> Given exercise: Look for "diagram" in the listing below. Gather each line that contains it.

> Data provided:
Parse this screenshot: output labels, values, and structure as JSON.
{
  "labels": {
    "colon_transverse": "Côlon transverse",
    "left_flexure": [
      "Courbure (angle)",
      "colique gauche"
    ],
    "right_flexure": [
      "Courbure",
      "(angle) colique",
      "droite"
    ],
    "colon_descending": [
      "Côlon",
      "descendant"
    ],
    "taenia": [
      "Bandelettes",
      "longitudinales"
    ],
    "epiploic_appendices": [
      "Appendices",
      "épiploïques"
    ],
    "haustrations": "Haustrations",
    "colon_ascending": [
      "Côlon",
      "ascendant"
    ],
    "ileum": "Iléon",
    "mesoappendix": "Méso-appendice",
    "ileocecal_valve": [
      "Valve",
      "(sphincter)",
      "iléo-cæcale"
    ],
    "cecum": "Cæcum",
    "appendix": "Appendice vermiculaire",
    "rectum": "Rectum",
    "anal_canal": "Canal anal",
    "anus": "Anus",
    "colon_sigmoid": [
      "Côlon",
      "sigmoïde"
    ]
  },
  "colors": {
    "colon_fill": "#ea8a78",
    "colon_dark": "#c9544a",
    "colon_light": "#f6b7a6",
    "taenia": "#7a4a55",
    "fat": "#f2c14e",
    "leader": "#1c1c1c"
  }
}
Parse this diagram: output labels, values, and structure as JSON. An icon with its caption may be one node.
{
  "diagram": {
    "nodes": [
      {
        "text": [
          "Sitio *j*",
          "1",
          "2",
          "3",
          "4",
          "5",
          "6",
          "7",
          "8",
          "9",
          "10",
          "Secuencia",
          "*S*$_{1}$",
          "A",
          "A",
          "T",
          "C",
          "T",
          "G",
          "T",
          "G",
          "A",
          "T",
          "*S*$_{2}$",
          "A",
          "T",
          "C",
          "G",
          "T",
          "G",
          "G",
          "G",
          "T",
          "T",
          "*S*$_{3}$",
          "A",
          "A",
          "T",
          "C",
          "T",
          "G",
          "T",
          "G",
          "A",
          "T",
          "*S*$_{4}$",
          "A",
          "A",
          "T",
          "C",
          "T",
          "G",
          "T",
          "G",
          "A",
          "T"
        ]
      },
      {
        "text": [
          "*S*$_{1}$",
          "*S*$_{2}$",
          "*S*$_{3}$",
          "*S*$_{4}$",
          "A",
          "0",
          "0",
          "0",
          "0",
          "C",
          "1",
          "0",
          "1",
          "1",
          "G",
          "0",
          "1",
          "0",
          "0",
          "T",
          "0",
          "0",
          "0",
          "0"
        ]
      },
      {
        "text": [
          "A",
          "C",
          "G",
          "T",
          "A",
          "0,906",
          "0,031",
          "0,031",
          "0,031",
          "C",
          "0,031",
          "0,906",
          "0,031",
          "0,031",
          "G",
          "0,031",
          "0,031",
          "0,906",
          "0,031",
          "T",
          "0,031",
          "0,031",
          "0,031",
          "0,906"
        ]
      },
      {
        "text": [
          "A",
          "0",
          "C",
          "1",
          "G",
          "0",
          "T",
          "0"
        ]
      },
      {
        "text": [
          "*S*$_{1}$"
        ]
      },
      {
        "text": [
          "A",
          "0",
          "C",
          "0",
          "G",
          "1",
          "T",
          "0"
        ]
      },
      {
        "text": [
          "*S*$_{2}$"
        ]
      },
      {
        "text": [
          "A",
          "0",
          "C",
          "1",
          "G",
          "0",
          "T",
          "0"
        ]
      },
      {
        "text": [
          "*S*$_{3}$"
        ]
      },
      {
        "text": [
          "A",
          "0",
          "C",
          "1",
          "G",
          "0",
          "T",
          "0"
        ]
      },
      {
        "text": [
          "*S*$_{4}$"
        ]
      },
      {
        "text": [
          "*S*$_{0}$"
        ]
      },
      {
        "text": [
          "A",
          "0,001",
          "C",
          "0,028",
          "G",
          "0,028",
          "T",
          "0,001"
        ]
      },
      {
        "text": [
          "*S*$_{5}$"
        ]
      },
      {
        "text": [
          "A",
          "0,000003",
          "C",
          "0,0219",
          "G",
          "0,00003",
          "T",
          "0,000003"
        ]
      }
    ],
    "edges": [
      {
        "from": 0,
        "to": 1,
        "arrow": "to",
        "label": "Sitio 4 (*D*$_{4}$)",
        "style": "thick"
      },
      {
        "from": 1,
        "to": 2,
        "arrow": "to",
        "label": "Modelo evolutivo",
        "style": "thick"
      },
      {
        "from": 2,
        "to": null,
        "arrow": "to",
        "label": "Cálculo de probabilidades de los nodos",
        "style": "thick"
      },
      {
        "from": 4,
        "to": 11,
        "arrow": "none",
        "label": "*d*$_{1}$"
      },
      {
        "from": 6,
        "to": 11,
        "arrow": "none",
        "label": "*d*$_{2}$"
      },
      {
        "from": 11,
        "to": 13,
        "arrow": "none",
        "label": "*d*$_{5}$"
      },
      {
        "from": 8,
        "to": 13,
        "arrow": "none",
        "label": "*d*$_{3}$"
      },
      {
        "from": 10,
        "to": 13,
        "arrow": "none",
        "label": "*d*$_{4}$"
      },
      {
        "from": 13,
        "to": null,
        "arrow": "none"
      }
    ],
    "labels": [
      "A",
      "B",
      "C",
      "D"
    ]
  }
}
--
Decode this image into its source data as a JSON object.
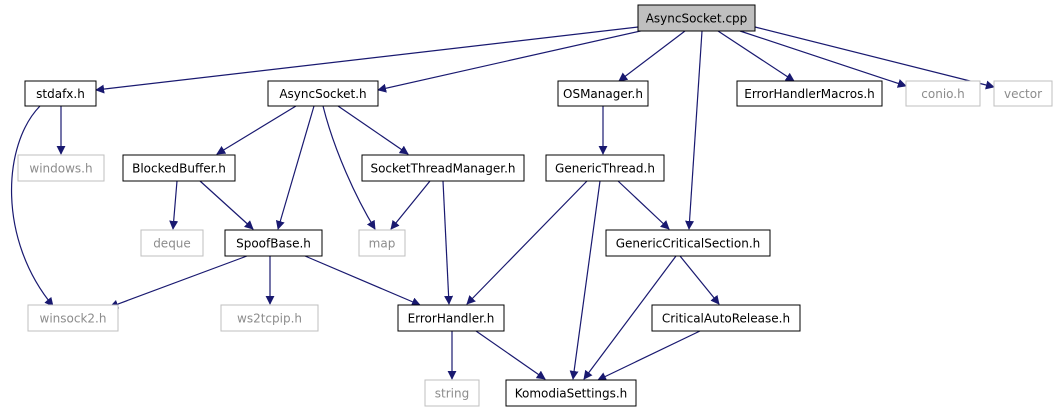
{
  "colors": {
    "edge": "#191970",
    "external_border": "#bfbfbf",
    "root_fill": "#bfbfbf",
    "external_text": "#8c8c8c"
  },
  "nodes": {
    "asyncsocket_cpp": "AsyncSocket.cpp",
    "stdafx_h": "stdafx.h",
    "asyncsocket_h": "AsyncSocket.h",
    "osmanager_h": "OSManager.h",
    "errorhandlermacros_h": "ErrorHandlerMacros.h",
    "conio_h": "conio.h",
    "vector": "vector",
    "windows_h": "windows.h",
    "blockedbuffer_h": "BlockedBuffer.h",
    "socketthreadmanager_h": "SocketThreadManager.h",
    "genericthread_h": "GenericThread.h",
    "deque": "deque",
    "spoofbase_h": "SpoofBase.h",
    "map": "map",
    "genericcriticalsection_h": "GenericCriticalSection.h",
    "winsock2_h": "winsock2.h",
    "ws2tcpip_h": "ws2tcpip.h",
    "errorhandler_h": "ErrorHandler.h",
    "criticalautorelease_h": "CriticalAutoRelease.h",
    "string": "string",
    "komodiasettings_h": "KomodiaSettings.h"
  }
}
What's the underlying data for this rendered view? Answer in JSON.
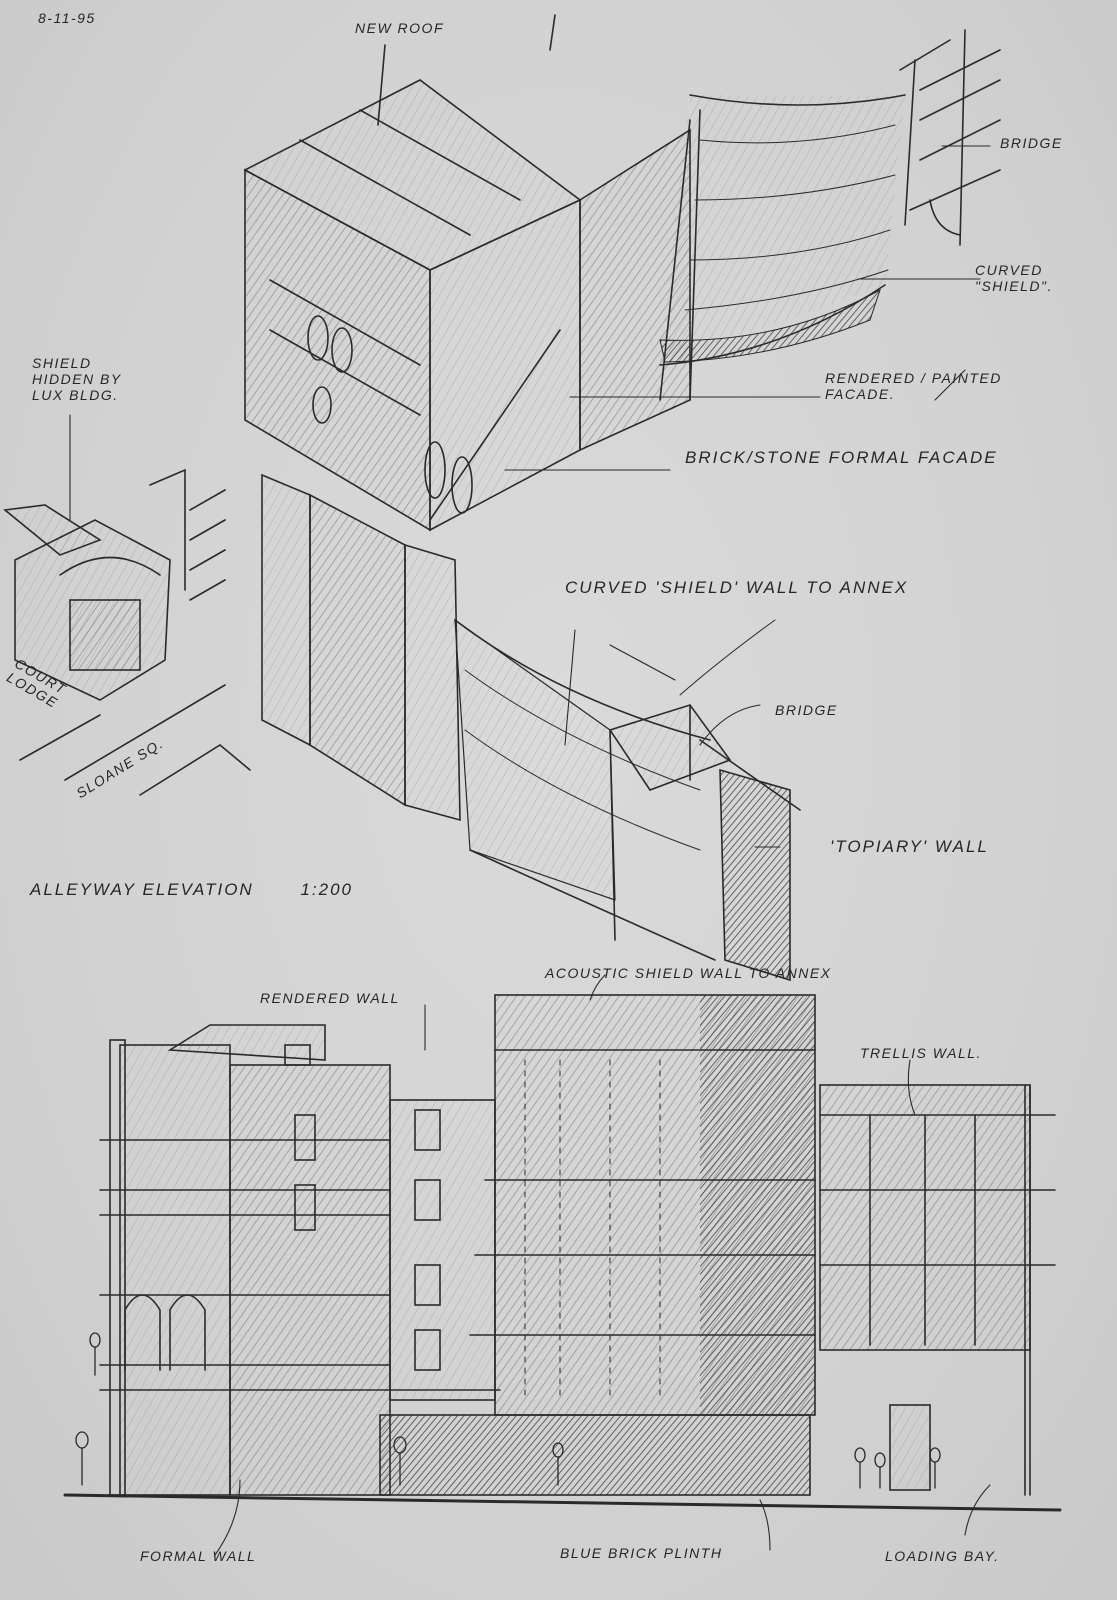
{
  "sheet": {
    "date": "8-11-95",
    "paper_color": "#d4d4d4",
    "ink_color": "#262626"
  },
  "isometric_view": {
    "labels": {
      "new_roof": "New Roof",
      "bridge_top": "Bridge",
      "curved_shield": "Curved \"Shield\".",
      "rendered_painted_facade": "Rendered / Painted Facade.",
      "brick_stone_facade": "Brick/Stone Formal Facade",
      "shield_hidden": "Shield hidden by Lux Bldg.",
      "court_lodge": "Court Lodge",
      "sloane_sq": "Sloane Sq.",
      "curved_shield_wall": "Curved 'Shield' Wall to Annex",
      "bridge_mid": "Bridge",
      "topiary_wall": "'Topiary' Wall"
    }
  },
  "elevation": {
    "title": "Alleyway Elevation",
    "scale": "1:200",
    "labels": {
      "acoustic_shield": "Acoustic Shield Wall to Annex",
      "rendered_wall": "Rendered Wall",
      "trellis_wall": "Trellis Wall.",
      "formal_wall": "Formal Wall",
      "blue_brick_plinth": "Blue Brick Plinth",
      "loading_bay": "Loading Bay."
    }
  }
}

> Written solution:
Parse this diagram: output labels, values, and structure as JSON. An icon with its caption may be one node.
  "diagram": {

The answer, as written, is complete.